Required task –
State how many lines of the entries below hold the word "name"; reply with nothing but the number.

Excerpted data –
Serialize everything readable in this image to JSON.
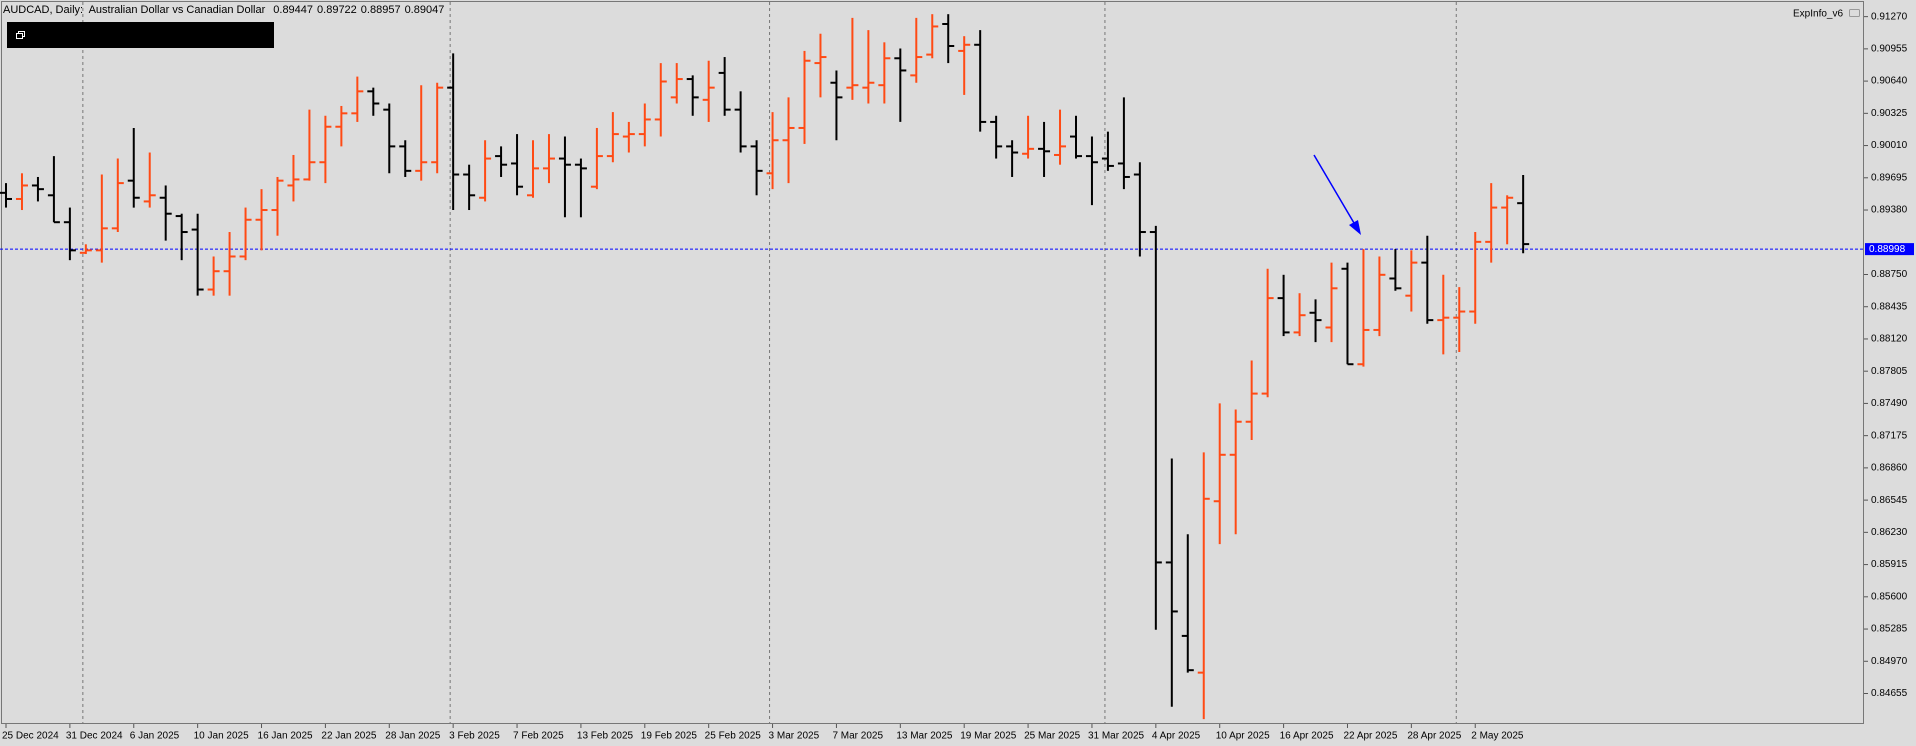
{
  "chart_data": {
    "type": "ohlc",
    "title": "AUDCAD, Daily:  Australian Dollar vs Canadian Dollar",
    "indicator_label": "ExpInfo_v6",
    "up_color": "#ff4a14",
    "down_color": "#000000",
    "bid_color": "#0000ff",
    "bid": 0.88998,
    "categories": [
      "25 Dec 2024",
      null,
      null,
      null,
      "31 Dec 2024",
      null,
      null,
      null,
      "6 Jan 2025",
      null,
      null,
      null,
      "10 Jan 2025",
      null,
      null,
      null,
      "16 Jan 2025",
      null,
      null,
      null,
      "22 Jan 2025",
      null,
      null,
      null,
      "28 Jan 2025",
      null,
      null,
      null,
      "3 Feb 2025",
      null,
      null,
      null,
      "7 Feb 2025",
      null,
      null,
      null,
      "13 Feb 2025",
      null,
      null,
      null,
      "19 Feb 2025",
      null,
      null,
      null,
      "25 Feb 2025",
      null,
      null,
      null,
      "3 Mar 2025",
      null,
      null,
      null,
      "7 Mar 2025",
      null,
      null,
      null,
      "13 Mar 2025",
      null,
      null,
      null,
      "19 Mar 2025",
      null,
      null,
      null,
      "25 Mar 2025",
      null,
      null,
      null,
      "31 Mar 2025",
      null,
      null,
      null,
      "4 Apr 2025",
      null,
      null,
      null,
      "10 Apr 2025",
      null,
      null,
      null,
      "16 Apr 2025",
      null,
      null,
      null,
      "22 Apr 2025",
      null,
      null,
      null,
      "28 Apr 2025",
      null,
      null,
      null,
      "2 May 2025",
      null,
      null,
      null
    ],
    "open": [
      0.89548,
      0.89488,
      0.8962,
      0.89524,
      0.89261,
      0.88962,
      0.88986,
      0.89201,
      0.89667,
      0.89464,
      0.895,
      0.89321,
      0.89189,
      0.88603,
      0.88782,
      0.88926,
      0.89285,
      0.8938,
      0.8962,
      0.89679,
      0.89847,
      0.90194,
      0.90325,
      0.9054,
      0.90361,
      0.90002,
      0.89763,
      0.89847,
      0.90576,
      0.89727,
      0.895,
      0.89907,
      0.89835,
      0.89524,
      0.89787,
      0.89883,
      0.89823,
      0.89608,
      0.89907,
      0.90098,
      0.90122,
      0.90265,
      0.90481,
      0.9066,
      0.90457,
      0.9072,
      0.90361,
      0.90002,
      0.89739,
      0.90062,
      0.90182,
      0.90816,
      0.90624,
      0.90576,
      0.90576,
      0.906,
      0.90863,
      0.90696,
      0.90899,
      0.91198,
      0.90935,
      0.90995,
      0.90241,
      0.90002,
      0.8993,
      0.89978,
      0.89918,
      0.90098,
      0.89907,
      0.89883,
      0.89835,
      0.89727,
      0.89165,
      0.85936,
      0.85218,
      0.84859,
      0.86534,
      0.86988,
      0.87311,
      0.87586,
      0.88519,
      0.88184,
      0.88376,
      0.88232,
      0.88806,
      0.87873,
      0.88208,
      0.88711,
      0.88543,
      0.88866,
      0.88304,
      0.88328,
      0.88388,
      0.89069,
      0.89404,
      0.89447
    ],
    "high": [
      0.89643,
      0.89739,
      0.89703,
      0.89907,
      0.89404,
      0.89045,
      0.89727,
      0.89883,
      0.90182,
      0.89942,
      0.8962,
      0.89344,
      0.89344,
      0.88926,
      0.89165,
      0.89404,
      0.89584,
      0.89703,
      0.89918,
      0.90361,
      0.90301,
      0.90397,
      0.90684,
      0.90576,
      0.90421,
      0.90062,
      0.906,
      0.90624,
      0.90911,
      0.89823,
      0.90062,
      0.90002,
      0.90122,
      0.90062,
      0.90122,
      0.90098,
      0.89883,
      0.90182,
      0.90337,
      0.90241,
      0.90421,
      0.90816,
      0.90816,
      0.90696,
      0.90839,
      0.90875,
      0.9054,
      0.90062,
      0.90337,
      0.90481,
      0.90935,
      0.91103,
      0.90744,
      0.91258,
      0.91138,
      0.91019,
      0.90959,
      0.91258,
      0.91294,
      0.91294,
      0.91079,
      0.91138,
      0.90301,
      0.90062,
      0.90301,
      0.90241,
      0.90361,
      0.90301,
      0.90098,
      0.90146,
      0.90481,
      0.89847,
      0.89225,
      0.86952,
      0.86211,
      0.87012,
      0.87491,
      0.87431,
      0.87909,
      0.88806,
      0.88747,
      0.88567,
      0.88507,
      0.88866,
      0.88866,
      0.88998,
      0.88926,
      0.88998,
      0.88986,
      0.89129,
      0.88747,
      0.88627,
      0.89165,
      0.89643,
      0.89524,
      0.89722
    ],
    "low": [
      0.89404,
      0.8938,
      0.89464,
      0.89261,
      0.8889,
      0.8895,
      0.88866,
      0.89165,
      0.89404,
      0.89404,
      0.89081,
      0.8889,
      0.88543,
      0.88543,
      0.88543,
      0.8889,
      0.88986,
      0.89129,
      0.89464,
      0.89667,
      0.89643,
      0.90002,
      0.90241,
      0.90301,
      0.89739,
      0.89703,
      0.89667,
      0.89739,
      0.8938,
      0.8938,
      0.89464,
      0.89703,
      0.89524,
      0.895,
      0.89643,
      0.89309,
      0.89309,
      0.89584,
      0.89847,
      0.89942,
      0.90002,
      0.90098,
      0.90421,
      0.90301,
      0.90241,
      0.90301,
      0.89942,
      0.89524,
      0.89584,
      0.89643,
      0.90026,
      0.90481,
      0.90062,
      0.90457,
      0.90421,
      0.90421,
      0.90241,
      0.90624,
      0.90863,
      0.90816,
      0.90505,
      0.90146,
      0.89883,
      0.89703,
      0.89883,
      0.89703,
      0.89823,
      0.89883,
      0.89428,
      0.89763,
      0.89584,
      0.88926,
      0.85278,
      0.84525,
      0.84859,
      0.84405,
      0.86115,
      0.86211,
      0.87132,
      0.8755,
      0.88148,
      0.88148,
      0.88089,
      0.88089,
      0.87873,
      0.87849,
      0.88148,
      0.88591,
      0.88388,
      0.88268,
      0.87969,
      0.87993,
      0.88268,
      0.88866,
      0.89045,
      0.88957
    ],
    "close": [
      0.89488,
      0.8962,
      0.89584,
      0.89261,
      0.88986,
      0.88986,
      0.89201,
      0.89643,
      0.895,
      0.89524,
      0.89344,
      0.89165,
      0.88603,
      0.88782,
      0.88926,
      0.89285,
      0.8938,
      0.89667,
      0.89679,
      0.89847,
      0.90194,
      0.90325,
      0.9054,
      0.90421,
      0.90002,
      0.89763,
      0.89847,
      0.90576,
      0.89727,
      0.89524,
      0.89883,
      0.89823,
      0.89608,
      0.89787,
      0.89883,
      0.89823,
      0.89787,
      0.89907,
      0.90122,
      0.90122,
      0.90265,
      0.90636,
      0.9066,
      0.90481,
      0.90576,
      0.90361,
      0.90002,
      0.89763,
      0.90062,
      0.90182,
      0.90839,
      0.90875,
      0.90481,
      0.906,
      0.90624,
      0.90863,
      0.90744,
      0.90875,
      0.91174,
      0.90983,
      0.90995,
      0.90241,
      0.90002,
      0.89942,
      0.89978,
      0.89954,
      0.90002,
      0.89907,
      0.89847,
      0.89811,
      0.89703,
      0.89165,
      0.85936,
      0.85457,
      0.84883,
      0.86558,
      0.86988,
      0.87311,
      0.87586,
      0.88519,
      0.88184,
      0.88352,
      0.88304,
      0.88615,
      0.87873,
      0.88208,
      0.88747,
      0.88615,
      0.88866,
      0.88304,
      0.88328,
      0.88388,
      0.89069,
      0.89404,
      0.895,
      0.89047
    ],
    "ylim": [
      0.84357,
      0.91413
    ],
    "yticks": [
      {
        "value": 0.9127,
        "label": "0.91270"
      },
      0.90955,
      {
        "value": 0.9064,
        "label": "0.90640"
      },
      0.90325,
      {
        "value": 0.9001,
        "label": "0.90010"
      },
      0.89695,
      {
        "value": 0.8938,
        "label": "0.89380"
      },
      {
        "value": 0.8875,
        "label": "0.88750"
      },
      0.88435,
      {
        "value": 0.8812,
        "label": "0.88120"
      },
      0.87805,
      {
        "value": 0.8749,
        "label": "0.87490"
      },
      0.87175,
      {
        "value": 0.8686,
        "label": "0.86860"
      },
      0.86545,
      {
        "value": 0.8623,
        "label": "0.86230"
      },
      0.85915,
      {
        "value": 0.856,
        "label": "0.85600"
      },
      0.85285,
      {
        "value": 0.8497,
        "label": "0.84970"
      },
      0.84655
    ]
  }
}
--
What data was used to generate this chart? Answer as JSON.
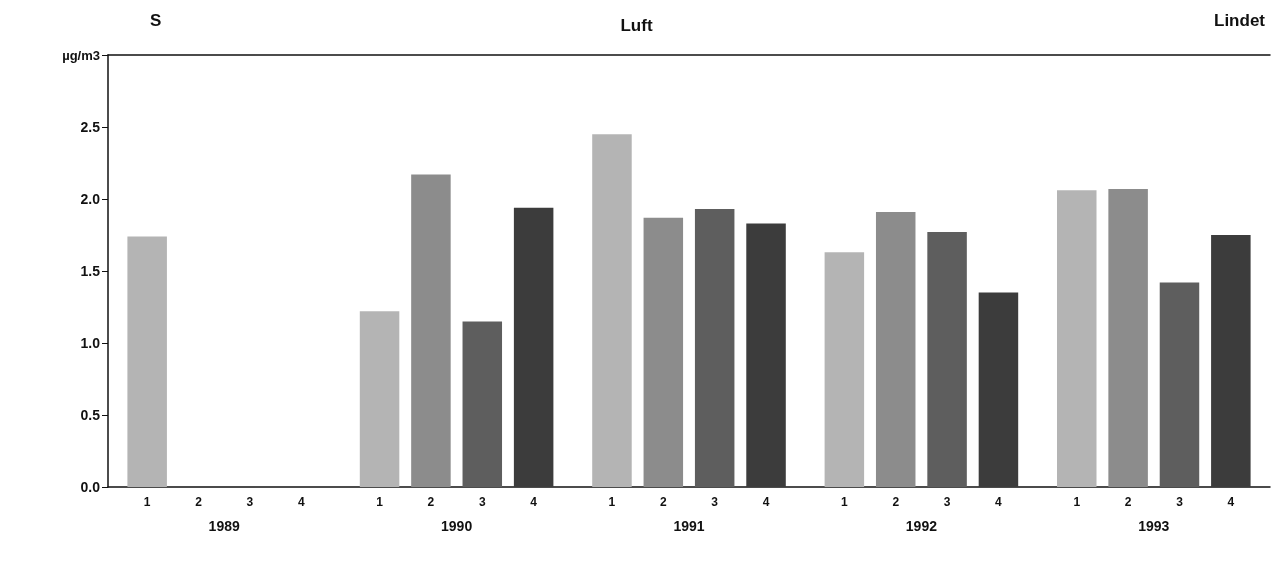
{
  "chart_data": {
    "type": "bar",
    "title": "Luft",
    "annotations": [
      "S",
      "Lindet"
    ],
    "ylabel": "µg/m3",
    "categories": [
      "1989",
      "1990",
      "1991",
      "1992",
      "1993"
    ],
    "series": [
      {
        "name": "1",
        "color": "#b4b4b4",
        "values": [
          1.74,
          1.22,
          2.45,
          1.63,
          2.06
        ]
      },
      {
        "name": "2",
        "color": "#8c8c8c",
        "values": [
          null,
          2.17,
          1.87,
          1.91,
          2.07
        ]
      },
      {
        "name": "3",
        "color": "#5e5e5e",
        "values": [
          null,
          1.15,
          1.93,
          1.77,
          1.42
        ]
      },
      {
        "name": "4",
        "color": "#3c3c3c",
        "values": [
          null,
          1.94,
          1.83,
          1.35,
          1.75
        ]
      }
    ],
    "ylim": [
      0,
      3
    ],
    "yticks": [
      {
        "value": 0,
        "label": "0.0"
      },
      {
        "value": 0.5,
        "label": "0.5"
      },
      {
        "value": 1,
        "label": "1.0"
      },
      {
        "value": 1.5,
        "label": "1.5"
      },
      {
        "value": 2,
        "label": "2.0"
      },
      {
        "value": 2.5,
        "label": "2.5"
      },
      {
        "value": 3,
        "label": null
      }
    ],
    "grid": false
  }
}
* * *
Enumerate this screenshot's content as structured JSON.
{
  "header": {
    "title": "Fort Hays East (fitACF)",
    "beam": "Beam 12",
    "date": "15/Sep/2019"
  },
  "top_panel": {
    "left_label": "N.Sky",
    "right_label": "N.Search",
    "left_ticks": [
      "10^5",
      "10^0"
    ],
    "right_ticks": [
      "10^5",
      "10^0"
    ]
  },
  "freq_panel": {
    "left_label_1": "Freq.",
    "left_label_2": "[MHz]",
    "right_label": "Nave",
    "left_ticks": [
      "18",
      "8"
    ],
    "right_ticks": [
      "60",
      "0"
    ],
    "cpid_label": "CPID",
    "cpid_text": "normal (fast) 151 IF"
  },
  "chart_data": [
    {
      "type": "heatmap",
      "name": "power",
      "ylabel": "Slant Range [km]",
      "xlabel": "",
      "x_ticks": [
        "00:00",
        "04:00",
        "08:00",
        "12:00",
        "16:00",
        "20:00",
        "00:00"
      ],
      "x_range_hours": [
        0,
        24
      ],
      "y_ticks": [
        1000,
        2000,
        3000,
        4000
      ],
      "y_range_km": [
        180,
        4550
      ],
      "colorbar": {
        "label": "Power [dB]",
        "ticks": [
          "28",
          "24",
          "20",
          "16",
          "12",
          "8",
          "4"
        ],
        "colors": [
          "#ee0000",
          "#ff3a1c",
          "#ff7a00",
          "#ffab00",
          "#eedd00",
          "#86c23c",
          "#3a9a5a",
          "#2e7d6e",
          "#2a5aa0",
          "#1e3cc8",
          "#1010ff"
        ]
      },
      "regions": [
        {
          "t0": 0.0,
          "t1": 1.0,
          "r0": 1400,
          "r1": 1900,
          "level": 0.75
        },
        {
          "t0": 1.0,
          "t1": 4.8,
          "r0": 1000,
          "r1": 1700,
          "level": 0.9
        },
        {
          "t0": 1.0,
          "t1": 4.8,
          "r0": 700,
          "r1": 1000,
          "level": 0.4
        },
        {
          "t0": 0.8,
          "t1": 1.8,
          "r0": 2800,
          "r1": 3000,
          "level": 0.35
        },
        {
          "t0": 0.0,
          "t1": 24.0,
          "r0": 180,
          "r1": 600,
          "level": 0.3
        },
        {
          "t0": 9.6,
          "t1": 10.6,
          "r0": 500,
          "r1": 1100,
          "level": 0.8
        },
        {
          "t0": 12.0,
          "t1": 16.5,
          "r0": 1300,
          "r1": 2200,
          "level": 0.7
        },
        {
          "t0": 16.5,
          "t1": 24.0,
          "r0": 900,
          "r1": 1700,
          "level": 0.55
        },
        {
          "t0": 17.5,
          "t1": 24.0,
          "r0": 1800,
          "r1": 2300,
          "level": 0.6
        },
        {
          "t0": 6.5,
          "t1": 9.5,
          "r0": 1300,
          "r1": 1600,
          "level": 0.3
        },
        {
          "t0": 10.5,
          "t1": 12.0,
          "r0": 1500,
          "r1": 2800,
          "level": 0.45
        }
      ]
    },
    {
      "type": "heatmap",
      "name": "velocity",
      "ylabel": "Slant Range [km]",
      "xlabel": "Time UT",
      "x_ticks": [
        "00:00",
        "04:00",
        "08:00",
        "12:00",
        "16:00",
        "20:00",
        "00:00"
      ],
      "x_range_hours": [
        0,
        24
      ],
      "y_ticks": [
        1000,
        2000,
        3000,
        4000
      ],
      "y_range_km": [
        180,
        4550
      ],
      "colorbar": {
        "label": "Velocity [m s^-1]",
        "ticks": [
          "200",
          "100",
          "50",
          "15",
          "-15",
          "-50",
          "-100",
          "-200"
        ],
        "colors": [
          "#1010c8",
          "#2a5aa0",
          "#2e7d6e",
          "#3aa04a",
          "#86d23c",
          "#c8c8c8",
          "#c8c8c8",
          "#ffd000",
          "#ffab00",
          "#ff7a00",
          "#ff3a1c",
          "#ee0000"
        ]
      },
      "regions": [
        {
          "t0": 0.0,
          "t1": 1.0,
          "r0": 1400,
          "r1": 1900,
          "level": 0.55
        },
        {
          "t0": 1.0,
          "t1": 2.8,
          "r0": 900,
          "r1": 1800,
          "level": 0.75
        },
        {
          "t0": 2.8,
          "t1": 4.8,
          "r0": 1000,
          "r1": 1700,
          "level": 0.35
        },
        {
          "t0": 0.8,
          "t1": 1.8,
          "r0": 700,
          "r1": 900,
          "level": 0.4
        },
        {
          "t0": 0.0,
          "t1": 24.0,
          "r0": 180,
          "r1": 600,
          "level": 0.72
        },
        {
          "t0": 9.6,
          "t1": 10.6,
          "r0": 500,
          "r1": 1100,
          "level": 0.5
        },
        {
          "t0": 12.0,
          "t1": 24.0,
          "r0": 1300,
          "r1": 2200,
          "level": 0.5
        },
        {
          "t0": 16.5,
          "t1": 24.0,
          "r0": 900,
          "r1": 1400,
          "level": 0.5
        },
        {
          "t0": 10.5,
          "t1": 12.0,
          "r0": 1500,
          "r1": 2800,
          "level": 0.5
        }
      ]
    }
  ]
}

Expected answer –
6